▸ Requirements: Among the records that follow, count the lines with the string "diferencia"; report only that count.

▸ Input rows:
+ + +
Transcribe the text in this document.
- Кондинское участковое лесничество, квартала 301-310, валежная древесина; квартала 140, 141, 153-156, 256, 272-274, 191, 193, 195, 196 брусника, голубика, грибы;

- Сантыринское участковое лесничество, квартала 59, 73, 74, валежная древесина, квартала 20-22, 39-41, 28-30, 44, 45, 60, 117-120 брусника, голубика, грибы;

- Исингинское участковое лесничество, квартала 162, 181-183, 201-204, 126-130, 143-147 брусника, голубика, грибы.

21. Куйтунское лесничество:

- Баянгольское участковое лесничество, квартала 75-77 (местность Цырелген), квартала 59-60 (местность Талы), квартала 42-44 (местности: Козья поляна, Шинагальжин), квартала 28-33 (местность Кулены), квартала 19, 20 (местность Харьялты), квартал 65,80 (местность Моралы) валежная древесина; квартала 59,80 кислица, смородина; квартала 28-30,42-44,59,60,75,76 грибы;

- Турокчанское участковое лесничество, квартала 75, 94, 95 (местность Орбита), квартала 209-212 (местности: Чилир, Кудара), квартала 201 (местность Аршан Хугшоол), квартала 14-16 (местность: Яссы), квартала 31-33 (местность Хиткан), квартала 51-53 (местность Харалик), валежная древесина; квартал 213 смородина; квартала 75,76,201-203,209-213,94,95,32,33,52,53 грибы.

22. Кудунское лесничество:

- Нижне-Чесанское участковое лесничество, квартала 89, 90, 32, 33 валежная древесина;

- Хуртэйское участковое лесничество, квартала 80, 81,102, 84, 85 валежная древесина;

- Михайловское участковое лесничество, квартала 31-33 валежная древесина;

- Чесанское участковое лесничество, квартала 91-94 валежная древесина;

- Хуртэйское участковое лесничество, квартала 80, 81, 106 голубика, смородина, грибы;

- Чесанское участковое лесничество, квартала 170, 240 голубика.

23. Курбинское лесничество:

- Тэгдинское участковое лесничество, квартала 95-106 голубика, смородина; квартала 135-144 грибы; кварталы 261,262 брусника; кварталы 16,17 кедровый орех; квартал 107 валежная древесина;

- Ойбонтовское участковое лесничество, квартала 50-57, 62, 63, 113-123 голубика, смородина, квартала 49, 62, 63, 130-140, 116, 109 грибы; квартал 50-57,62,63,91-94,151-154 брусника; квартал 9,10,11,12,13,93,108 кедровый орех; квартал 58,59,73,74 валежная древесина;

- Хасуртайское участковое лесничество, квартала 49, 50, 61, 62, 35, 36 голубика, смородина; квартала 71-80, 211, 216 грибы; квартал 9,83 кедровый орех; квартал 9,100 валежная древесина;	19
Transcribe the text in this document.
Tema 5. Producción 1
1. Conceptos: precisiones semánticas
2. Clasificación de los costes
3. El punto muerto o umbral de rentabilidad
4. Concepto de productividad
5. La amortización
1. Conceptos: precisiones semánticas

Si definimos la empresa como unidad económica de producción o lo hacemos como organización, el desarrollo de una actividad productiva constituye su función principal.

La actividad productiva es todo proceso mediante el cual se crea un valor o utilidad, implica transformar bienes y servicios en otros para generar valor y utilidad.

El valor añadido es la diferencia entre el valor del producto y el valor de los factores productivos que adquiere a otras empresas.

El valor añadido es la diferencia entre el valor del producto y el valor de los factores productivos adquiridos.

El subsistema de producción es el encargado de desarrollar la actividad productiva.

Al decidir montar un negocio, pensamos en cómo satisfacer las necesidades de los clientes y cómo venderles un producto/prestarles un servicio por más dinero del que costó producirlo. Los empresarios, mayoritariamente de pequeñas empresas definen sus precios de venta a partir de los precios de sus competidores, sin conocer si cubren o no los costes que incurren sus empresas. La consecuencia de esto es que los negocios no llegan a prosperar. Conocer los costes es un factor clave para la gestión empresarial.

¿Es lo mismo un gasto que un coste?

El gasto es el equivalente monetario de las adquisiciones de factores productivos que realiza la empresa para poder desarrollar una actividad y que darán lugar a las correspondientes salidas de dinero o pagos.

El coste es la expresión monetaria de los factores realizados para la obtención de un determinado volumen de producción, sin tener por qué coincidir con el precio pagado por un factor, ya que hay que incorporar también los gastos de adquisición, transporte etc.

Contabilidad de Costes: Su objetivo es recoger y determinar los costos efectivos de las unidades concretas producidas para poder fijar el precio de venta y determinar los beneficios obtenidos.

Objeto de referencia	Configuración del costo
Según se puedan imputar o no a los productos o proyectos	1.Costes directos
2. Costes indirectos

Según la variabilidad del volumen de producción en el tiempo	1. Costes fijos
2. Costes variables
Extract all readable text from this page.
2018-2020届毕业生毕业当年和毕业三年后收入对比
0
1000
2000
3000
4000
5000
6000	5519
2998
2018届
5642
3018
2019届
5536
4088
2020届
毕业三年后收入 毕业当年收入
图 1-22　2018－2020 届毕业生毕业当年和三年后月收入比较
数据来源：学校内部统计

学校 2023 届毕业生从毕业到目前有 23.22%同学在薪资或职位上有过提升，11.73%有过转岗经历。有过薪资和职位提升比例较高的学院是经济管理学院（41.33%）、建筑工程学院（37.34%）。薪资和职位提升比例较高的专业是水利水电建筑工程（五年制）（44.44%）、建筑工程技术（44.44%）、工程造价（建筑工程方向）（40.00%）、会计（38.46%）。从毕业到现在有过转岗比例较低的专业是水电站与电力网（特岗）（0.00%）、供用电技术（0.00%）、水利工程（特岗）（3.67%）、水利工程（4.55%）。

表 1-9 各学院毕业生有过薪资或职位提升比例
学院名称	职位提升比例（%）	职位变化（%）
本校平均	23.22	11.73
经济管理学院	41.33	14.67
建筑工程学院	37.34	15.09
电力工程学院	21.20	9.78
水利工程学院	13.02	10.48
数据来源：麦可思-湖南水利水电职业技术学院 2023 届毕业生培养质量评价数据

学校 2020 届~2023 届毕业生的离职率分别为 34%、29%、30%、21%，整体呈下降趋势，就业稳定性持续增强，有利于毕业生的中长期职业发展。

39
+ + +
▸ Reply to the exercise: 2